■ **DESCRIPTION OF THE TASK**
Give back the full listing, character for character, with no pictures.

--- start of INPUT DATA ---

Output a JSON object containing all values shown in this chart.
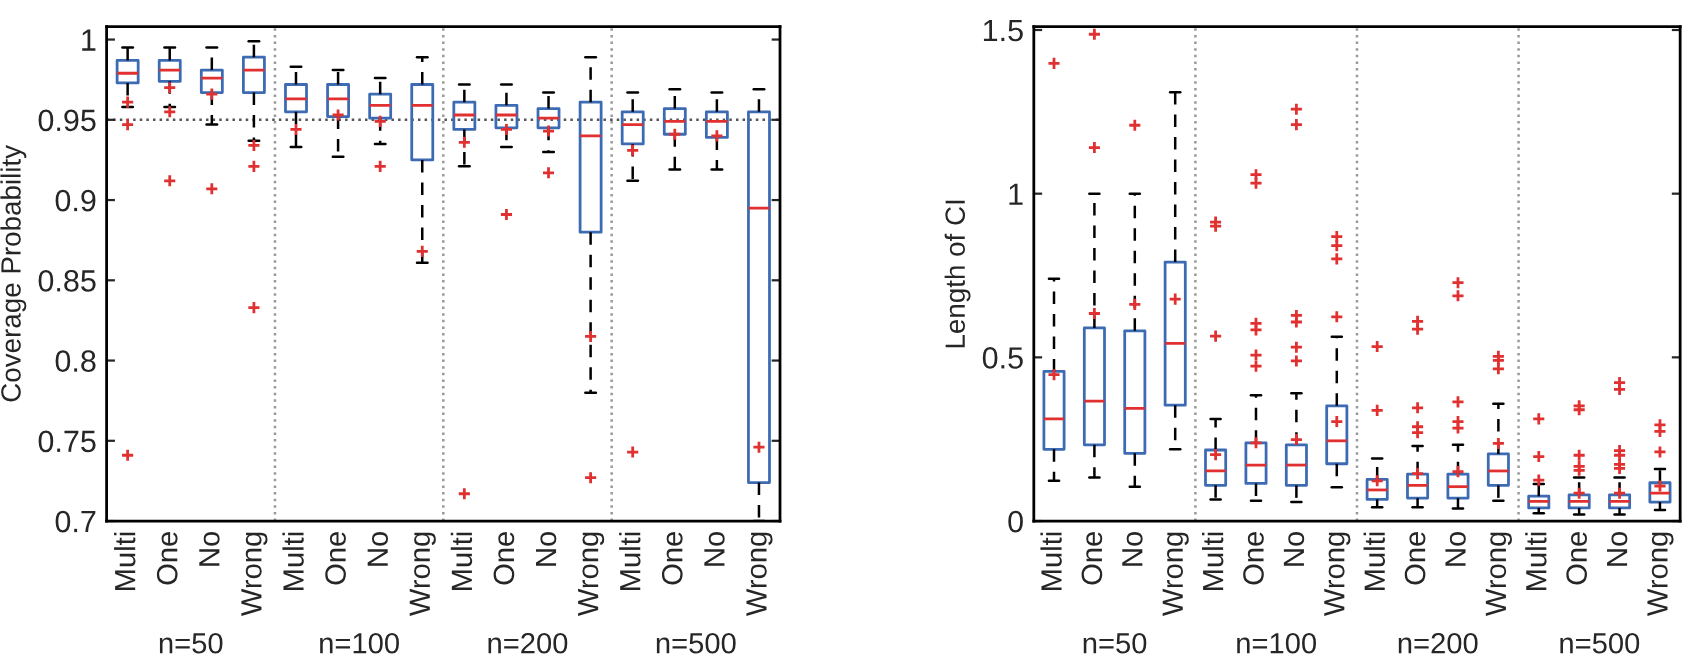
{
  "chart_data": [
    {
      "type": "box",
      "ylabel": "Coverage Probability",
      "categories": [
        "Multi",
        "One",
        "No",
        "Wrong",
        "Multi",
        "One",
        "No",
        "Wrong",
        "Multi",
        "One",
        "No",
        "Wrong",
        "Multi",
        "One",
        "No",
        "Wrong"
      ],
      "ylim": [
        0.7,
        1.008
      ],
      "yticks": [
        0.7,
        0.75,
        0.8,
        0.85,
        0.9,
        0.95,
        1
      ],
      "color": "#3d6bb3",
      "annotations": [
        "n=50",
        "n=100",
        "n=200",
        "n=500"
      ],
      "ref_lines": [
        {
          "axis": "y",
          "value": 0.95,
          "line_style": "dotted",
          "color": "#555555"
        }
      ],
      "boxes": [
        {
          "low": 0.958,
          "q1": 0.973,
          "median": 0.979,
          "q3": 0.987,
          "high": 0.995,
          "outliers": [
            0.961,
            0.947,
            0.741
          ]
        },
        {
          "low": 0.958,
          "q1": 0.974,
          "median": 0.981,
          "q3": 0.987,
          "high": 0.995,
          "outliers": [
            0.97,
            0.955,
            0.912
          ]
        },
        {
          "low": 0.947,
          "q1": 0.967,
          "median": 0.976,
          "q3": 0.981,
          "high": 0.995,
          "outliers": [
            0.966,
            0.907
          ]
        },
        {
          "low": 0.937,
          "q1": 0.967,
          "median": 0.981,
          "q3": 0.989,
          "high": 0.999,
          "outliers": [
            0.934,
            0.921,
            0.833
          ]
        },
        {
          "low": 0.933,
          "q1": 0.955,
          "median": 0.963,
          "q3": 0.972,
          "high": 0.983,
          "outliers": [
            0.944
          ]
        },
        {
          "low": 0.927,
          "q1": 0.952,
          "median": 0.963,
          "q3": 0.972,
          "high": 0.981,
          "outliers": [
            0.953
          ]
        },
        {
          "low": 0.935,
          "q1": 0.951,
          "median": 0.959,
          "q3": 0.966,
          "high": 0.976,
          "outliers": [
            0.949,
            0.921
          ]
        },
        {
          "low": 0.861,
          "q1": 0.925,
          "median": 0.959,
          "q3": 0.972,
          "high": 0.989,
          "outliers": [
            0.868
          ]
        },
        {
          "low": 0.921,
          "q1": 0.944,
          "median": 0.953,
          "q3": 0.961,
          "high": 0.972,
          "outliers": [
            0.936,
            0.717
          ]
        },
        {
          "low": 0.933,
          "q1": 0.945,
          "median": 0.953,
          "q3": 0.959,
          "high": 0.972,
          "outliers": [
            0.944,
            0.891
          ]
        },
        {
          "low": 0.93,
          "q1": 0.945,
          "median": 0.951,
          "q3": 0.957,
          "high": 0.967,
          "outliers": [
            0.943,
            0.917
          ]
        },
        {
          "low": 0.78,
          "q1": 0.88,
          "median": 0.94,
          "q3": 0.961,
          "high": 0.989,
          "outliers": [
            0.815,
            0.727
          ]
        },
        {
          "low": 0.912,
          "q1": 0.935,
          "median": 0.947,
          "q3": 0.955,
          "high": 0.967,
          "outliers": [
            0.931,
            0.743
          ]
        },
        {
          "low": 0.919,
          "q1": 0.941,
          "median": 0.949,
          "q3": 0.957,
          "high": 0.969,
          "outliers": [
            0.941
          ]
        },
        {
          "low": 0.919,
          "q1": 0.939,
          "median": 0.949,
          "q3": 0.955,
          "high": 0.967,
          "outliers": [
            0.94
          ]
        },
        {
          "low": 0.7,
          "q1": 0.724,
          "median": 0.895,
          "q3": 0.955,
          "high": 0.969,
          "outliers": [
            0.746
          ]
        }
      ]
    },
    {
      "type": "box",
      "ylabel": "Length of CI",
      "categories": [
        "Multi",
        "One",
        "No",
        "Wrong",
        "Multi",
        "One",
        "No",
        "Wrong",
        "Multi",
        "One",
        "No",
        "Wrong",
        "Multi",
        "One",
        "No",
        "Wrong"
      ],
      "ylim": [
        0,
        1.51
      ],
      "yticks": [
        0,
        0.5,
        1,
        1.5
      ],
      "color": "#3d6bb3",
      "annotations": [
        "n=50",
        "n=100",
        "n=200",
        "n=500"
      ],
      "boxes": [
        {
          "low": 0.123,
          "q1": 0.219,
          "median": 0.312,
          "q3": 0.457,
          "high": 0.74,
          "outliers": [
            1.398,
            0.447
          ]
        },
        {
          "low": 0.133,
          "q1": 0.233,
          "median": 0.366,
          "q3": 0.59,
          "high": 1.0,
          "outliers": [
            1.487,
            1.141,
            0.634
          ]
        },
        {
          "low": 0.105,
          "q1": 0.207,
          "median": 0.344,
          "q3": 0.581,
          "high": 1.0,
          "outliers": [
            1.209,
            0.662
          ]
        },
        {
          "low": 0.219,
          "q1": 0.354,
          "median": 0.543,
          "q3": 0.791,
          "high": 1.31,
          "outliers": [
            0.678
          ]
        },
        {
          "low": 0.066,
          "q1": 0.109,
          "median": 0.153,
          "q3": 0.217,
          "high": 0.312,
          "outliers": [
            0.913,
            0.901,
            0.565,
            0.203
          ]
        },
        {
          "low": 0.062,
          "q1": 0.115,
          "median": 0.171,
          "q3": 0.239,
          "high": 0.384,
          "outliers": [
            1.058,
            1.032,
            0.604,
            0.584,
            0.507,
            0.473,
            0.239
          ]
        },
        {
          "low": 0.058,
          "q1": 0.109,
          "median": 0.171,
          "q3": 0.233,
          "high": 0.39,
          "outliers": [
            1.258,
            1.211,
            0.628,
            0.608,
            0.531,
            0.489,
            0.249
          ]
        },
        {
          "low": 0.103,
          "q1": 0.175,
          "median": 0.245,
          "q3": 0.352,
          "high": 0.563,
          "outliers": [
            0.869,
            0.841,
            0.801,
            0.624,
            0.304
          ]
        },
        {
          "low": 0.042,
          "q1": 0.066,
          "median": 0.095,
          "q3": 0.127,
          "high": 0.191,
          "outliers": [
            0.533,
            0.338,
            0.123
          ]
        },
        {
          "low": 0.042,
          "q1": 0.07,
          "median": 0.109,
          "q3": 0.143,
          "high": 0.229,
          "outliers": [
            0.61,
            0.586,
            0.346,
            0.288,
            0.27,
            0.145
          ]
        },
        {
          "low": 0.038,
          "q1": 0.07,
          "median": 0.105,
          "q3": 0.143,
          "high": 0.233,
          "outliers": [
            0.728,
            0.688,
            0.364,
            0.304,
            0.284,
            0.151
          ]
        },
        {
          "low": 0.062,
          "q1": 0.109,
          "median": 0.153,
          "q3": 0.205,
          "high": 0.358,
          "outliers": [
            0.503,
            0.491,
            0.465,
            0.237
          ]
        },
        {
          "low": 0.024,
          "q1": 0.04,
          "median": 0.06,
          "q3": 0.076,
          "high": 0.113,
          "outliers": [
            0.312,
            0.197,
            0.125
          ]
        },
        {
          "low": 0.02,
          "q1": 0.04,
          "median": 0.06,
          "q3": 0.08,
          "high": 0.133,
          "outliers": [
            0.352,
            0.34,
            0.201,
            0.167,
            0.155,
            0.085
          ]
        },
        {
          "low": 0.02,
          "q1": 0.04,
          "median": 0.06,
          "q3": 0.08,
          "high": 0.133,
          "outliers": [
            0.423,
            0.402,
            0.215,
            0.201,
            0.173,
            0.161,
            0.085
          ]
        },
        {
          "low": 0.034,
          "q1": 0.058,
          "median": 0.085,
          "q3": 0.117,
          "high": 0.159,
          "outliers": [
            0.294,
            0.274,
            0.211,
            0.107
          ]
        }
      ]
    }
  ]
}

--- end of INPUT DATA ---

■ **EXPECTED ANSWER**
Output a JSON object containing all values shown in this chart.
{
  "chart_data": [
    {
      "type": "box",
      "ylabel": "Coverage Probability",
      "categories": [
        "Multi",
        "One",
        "No",
        "Wrong",
        "Multi",
        "One",
        "No",
        "Wrong",
        "Multi",
        "One",
        "No",
        "Wrong",
        "Multi",
        "One",
        "No",
        "Wrong"
      ],
      "ylim": [
        0.7,
        1.008
      ],
      "yticks": [
        0.7,
        0.75,
        0.8,
        0.85,
        0.9,
        0.95,
        1
      ],
      "color": "#3d6bb3",
      "annotations": [
        "n=50",
        "n=100",
        "n=200",
        "n=500"
      ],
      "ref_lines": [
        {
          "axis": "y",
          "value": 0.95,
          "line_style": "dotted",
          "color": "#555555"
        }
      ],
      "boxes": [
        {
          "low": 0.958,
          "q1": 0.973,
          "median": 0.979,
          "q3": 0.987,
          "high": 0.995,
          "outliers": [
            0.961,
            0.947,
            0.741
          ]
        },
        {
          "low": 0.958,
          "q1": 0.974,
          "median": 0.981,
          "q3": 0.987,
          "high": 0.995,
          "outliers": [
            0.97,
            0.955,
            0.912
          ]
        },
        {
          "low": 0.947,
          "q1": 0.967,
          "median": 0.976,
          "q3": 0.981,
          "high": 0.995,
          "outliers": [
            0.966,
            0.907
          ]
        },
        {
          "low": 0.937,
          "q1": 0.967,
          "median": 0.981,
          "q3": 0.989,
          "high": 0.999,
          "outliers": [
            0.934,
            0.921,
            0.833
          ]
        },
        {
          "low": 0.933,
          "q1": 0.955,
          "median": 0.963,
          "q3": 0.972,
          "high": 0.983,
          "outliers": [
            0.944
          ]
        },
        {
          "low": 0.927,
          "q1": 0.952,
          "median": 0.963,
          "q3": 0.972,
          "high": 0.981,
          "outliers": [
            0.953
          ]
        },
        {
          "low": 0.935,
          "q1": 0.951,
          "median": 0.959,
          "q3": 0.966,
          "high": 0.976,
          "outliers": [
            0.949,
            0.921
          ]
        },
        {
          "low": 0.861,
          "q1": 0.925,
          "median": 0.959,
          "q3": 0.972,
          "high": 0.989,
          "outliers": [
            0.868
          ]
        },
        {
          "low": 0.921,
          "q1": 0.944,
          "median": 0.953,
          "q3": 0.961,
          "high": 0.972,
          "outliers": [
            0.936,
            0.717
          ]
        },
        {
          "low": 0.933,
          "q1": 0.945,
          "median": 0.953,
          "q3": 0.959,
          "high": 0.972,
          "outliers": [
            0.944,
            0.891
          ]
        },
        {
          "low": 0.93,
          "q1": 0.945,
          "median": 0.951,
          "q3": 0.957,
          "high": 0.967,
          "outliers": [
            0.943,
            0.917
          ]
        },
        {
          "low": 0.78,
          "q1": 0.88,
          "median": 0.94,
          "q3": 0.961,
          "high": 0.989,
          "outliers": [
            0.815,
            0.727
          ]
        },
        {
          "low": 0.912,
          "q1": 0.935,
          "median": 0.947,
          "q3": 0.955,
          "high": 0.967,
          "outliers": [
            0.931,
            0.743
          ]
        },
        {
          "low": 0.919,
          "q1": 0.941,
          "median": 0.949,
          "q3": 0.957,
          "high": 0.969,
          "outliers": [
            0.941
          ]
        },
        {
          "low": 0.919,
          "q1": 0.939,
          "median": 0.949,
          "q3": 0.955,
          "high": 0.967,
          "outliers": [
            0.94
          ]
        },
        {
          "low": 0.7,
          "q1": 0.724,
          "median": 0.895,
          "q3": 0.955,
          "high": 0.969,
          "outliers": [
            0.746
          ]
        }
      ]
    },
    {
      "type": "box",
      "ylabel": "Length of CI",
      "categories": [
        "Multi",
        "One",
        "No",
        "Wrong",
        "Multi",
        "One",
        "No",
        "Wrong",
        "Multi",
        "One",
        "No",
        "Wrong",
        "Multi",
        "One",
        "No",
        "Wrong"
      ],
      "ylim": [
        0,
        1.51
      ],
      "yticks": [
        0,
        0.5,
        1,
        1.5
      ],
      "color": "#3d6bb3",
      "annotations": [
        "n=50",
        "n=100",
        "n=200",
        "n=500"
      ],
      "boxes": [
        {
          "low": 0.123,
          "q1": 0.219,
          "median": 0.312,
          "q3": 0.457,
          "high": 0.74,
          "outliers": [
            1.398,
            0.447
          ]
        },
        {
          "low": 0.133,
          "q1": 0.233,
          "median": 0.366,
          "q3": 0.59,
          "high": 1.0,
          "outliers": [
            1.487,
            1.141,
            0.634
          ]
        },
        {
          "low": 0.105,
          "q1": 0.207,
          "median": 0.344,
          "q3": 0.581,
          "high": 1.0,
          "outliers": [
            1.209,
            0.662
          ]
        },
        {
          "low": 0.219,
          "q1": 0.354,
          "median": 0.543,
          "q3": 0.791,
          "high": 1.31,
          "outliers": [
            0.678
          ]
        },
        {
          "low": 0.066,
          "q1": 0.109,
          "median": 0.153,
          "q3": 0.217,
          "high": 0.312,
          "outliers": [
            0.913,
            0.901,
            0.565,
            0.203
          ]
        },
        {
          "low": 0.062,
          "q1": 0.115,
          "median": 0.171,
          "q3": 0.239,
          "high": 0.384,
          "outliers": [
            1.058,
            1.032,
            0.604,
            0.584,
            0.507,
            0.473,
            0.239
          ]
        },
        {
          "low": 0.058,
          "q1": 0.109,
          "median": 0.171,
          "q3": 0.233,
          "high": 0.39,
          "outliers": [
            1.258,
            1.211,
            0.628,
            0.608,
            0.531,
            0.489,
            0.249
          ]
        },
        {
          "low": 0.103,
          "q1": 0.175,
          "median": 0.245,
          "q3": 0.352,
          "high": 0.563,
          "outliers": [
            0.869,
            0.841,
            0.801,
            0.624,
            0.304
          ]
        },
        {
          "low": 0.042,
          "q1": 0.066,
          "median": 0.095,
          "q3": 0.127,
          "high": 0.191,
          "outliers": [
            0.533,
            0.338,
            0.123
          ]
        },
        {
          "low": 0.042,
          "q1": 0.07,
          "median": 0.109,
          "q3": 0.143,
          "high": 0.229,
          "outliers": [
            0.61,
            0.586,
            0.346,
            0.288,
            0.27,
            0.145
          ]
        },
        {
          "low": 0.038,
          "q1": 0.07,
          "median": 0.105,
          "q3": 0.143,
          "high": 0.233,
          "outliers": [
            0.728,
            0.688,
            0.364,
            0.304,
            0.284,
            0.151
          ]
        },
        {
          "low": 0.062,
          "q1": 0.109,
          "median": 0.153,
          "q3": 0.205,
          "high": 0.358,
          "outliers": [
            0.503,
            0.491,
            0.465,
            0.237
          ]
        },
        {
          "low": 0.024,
          "q1": 0.04,
          "median": 0.06,
          "q3": 0.076,
          "high": 0.113,
          "outliers": [
            0.312,
            0.197,
            0.125
          ]
        },
        {
          "low": 0.02,
          "q1": 0.04,
          "median": 0.06,
          "q3": 0.08,
          "high": 0.133,
          "outliers": [
            0.352,
            0.34,
            0.201,
            0.167,
            0.155,
            0.085
          ]
        },
        {
          "low": 0.02,
          "q1": 0.04,
          "median": 0.06,
          "q3": 0.08,
          "high": 0.133,
          "outliers": [
            0.423,
            0.402,
            0.215,
            0.201,
            0.173,
            0.161,
            0.085
          ]
        },
        {
          "low": 0.034,
          "q1": 0.058,
          "median": 0.085,
          "q3": 0.117,
          "high": 0.159,
          "outliers": [
            0.294,
            0.274,
            0.211,
            0.107
          ]
        }
      ]
    }
  ]
}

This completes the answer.